Report only the number of lines in this material that include "Analyst".
◇ ◇ ◇ ◇ ◇ ◇ ◇
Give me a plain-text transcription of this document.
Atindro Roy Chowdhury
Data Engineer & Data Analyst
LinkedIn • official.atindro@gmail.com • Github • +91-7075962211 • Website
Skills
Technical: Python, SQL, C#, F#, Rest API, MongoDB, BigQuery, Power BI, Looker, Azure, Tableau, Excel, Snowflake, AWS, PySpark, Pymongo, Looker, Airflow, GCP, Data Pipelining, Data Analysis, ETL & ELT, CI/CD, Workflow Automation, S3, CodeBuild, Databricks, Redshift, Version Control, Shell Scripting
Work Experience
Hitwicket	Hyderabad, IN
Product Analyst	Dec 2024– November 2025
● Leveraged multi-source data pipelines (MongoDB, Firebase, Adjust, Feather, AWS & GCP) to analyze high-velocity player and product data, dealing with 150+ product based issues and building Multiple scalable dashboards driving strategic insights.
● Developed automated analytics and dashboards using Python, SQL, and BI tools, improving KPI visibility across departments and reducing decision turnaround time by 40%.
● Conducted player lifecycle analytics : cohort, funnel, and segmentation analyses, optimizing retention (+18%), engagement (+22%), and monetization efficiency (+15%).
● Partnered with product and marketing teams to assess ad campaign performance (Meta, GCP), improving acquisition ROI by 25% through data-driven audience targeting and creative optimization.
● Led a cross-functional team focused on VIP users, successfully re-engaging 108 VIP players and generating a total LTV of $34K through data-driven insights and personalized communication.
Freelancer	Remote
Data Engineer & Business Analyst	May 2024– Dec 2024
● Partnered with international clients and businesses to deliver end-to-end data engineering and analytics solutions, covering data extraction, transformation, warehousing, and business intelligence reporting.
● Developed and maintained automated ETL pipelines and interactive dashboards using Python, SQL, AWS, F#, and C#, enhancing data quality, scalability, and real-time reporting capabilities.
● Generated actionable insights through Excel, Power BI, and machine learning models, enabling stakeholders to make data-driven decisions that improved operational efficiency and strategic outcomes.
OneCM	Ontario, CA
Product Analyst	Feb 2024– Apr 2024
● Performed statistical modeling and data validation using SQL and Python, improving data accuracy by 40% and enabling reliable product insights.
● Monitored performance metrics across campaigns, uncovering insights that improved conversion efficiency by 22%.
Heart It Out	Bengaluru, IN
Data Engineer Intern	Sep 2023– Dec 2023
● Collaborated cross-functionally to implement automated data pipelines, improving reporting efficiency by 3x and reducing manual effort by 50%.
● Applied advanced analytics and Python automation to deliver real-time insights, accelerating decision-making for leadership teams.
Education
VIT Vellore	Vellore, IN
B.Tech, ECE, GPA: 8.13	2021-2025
◇ ◇ ◇ ◇ ◇ ◇ ◇
• **WRITTEN RESPONSE**
4